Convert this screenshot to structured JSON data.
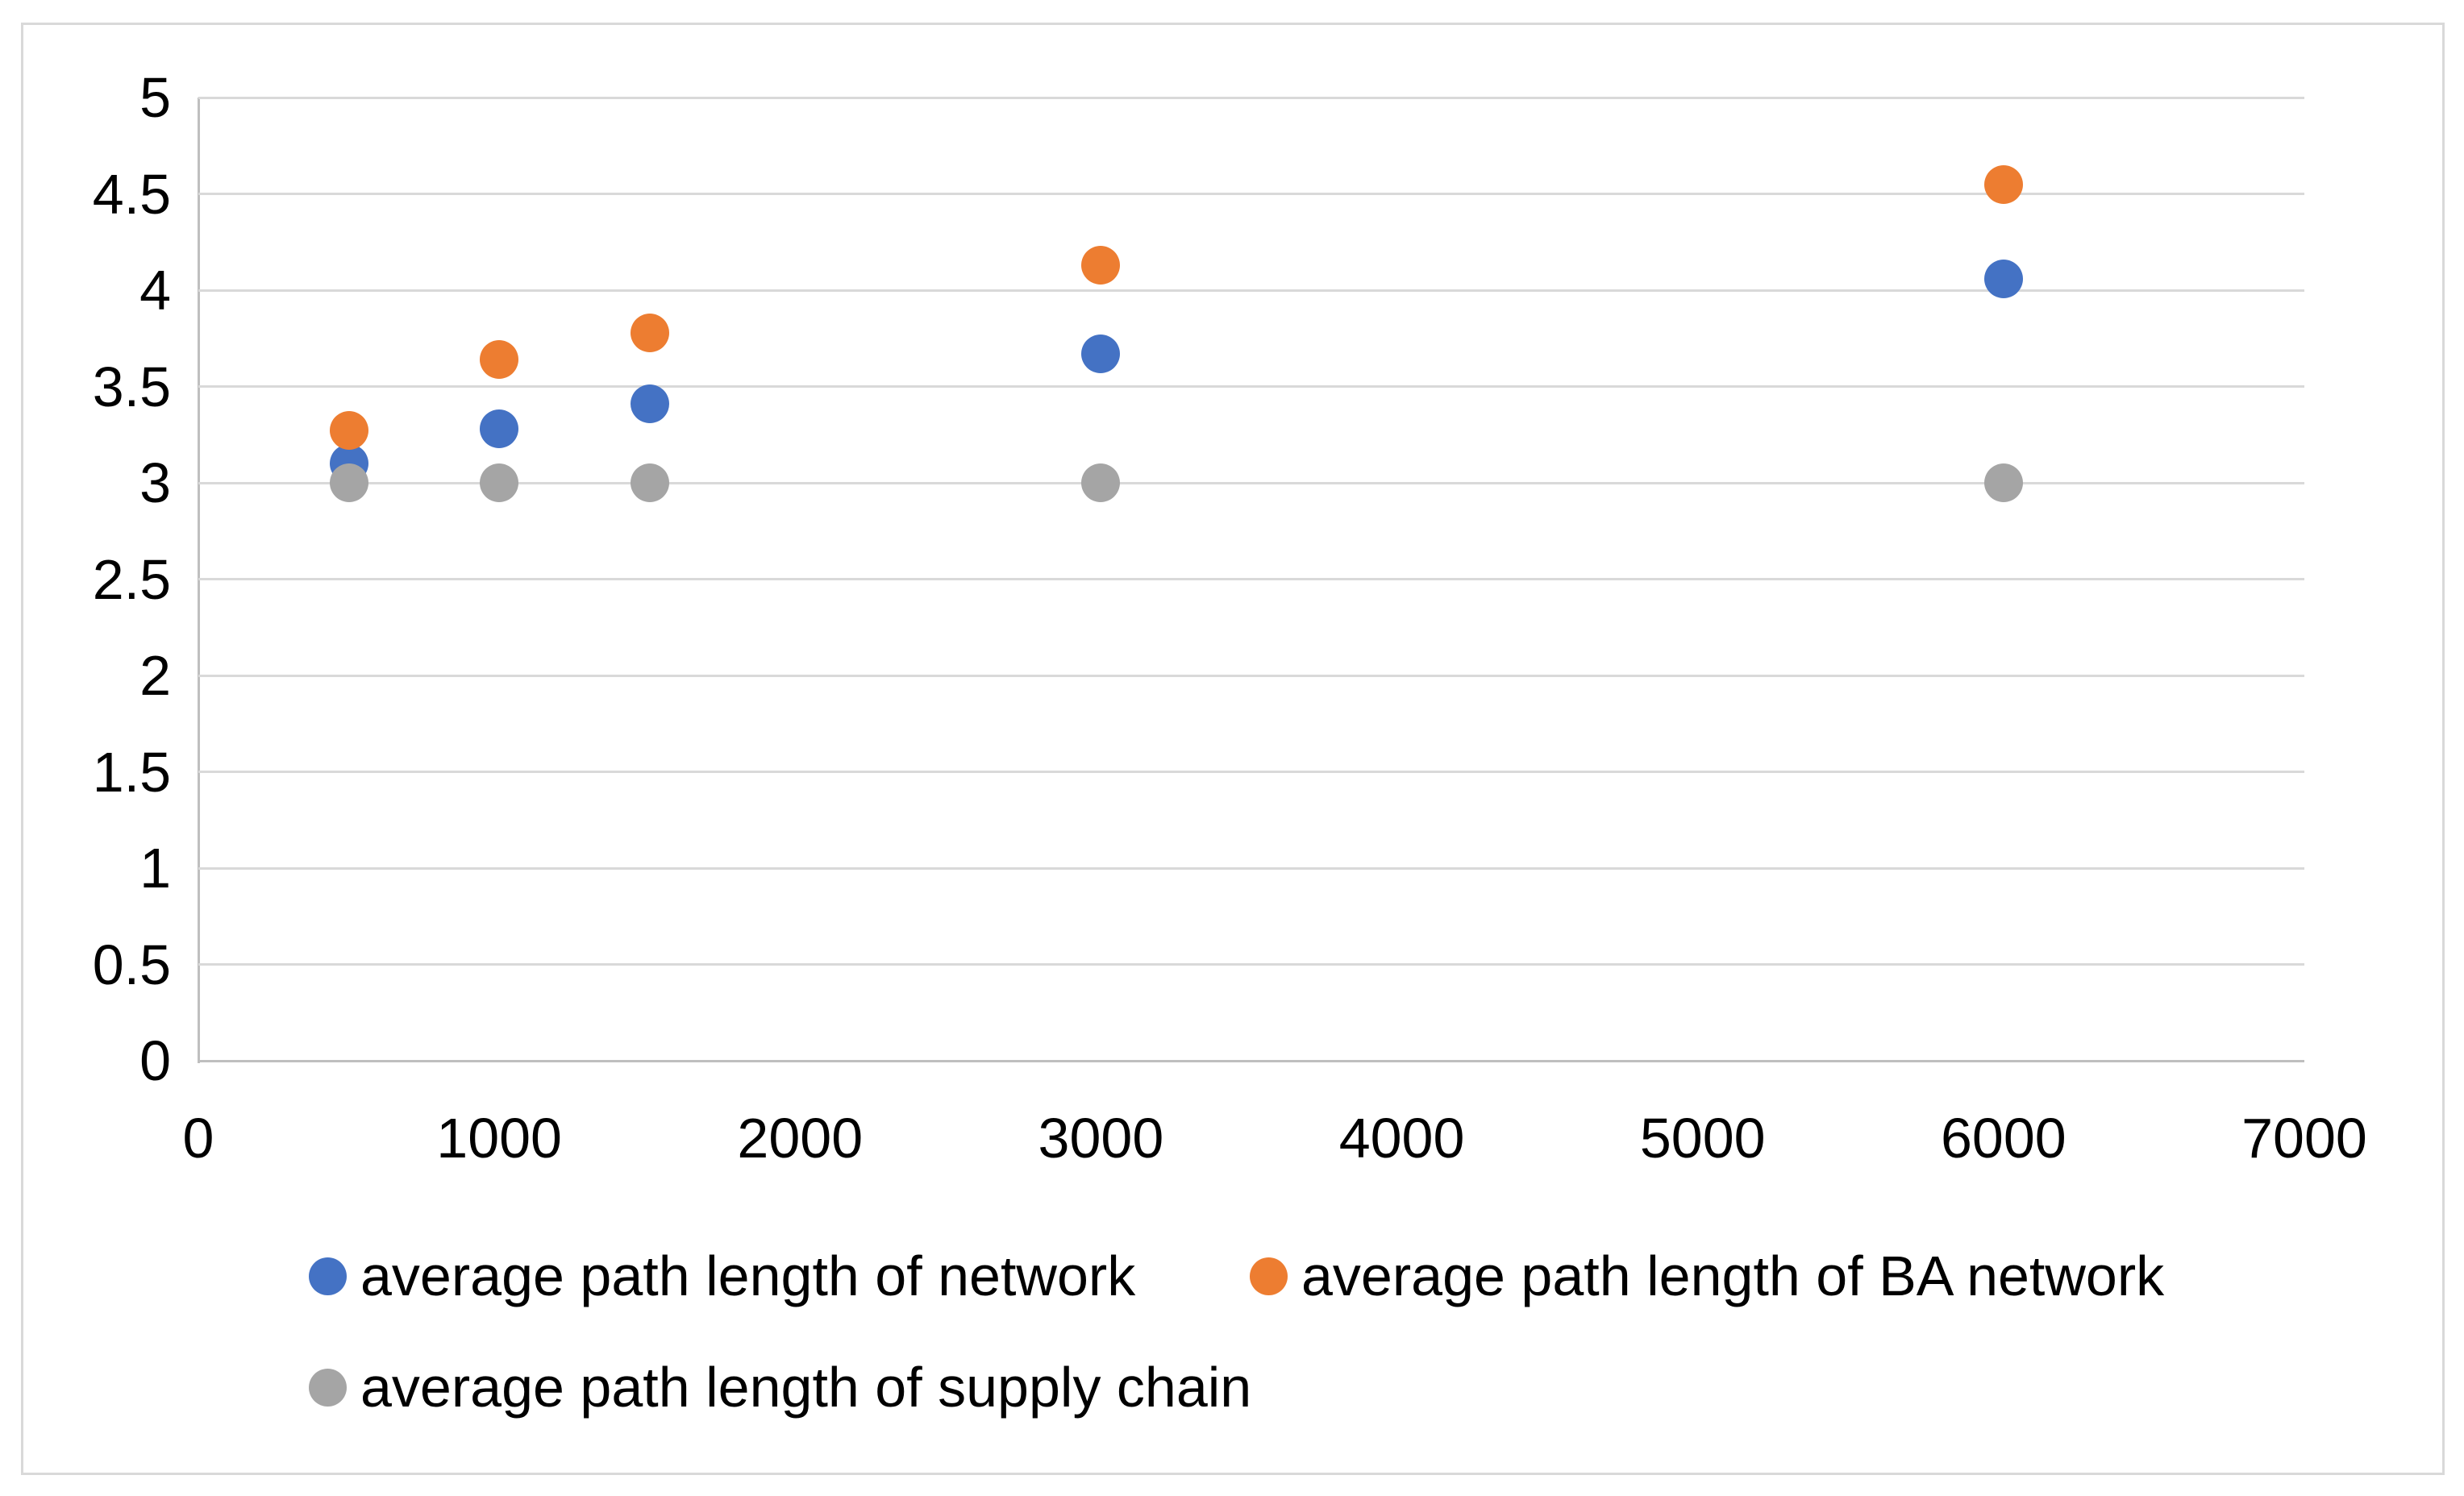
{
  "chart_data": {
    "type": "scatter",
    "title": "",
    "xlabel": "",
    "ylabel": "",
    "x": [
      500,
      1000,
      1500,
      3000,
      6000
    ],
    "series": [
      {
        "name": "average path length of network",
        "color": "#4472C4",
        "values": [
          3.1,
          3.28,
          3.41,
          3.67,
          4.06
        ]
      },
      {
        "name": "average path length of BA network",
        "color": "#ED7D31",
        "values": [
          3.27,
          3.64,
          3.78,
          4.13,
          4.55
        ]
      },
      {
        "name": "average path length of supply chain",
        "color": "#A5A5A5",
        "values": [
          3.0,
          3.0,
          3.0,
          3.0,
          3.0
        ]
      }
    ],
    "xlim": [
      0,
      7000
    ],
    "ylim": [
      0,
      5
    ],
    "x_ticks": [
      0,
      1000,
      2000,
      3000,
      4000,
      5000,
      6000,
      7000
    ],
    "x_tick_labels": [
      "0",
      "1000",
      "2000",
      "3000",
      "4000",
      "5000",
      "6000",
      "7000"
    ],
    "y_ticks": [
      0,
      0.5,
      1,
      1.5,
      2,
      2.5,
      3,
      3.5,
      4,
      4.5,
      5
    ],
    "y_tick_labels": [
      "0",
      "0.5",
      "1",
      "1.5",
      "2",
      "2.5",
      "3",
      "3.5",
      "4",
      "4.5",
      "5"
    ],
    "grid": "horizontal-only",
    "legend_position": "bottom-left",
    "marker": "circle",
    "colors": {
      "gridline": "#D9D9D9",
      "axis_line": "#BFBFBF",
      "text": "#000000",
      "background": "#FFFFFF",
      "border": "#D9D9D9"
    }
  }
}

---

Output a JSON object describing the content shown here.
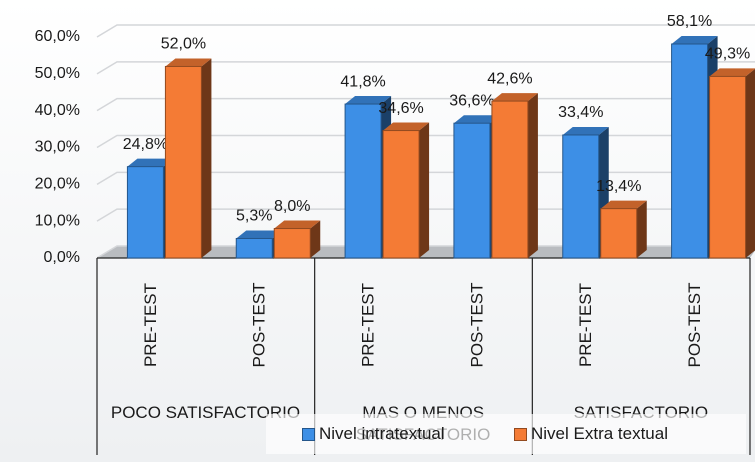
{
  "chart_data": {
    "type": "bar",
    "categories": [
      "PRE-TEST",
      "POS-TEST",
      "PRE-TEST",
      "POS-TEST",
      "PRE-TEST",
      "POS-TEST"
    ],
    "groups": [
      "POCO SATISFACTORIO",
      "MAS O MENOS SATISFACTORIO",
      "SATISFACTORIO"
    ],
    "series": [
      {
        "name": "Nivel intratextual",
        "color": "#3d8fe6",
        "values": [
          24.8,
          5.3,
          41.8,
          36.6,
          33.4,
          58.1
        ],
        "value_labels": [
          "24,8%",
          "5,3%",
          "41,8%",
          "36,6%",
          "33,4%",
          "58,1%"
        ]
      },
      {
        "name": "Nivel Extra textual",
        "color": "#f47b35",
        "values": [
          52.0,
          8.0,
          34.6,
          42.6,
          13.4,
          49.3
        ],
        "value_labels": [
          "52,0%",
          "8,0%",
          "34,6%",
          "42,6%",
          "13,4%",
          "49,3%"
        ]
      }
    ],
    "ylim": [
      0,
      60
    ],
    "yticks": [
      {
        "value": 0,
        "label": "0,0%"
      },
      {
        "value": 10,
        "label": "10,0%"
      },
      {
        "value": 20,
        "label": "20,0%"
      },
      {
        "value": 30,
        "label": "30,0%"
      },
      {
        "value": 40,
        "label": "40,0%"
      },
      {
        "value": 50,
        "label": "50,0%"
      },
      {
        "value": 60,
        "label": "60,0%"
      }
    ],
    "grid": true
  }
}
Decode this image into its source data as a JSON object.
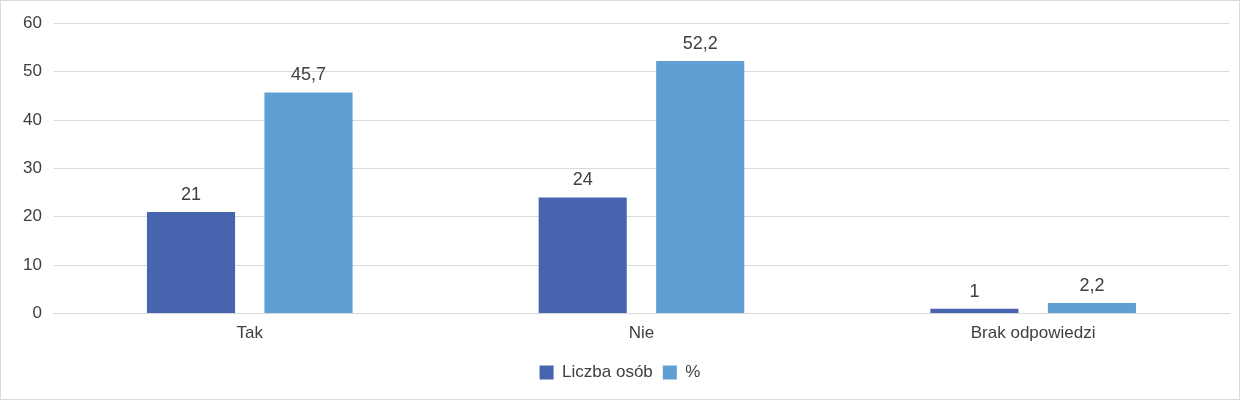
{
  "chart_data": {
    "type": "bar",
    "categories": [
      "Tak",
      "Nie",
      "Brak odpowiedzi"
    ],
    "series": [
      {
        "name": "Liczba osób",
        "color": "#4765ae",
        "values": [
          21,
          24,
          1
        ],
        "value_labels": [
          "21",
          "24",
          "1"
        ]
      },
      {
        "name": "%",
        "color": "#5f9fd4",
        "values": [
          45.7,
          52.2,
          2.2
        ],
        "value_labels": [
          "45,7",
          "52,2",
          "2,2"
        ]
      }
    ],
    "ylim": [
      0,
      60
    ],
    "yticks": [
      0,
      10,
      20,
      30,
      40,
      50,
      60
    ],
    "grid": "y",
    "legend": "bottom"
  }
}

==

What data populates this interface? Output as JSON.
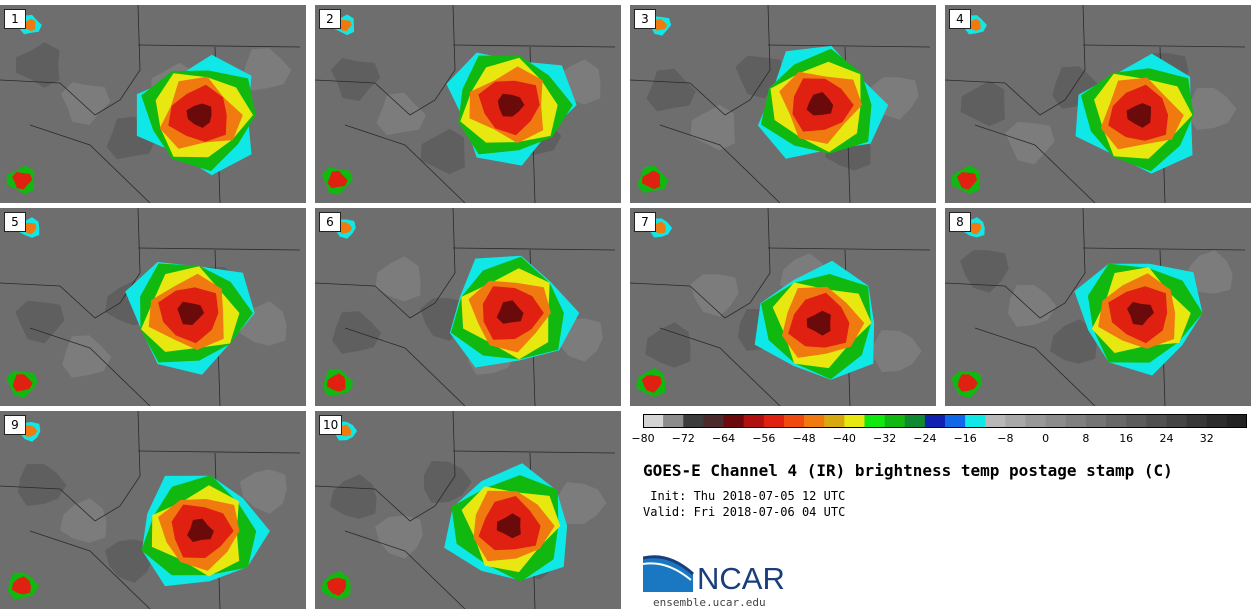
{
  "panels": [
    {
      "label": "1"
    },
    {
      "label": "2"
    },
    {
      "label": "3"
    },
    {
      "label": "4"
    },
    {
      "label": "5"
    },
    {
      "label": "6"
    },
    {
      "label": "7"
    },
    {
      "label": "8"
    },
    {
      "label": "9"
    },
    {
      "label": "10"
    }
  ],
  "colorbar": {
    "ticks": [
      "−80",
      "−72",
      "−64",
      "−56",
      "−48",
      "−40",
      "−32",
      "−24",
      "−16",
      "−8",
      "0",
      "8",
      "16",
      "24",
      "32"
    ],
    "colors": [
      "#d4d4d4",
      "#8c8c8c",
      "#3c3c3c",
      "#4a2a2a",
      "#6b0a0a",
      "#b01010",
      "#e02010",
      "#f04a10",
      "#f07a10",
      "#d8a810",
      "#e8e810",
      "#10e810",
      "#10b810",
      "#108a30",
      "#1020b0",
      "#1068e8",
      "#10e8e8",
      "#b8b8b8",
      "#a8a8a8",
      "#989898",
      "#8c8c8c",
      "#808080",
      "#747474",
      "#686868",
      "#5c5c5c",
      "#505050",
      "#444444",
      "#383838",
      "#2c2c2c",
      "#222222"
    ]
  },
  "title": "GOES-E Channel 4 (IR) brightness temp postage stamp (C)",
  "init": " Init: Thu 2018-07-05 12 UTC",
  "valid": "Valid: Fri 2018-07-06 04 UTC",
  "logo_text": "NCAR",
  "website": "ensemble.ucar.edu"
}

### What this task involves
Tell how many lines include "SATISFACTORIO". The number is the whole answer.

### The reply
3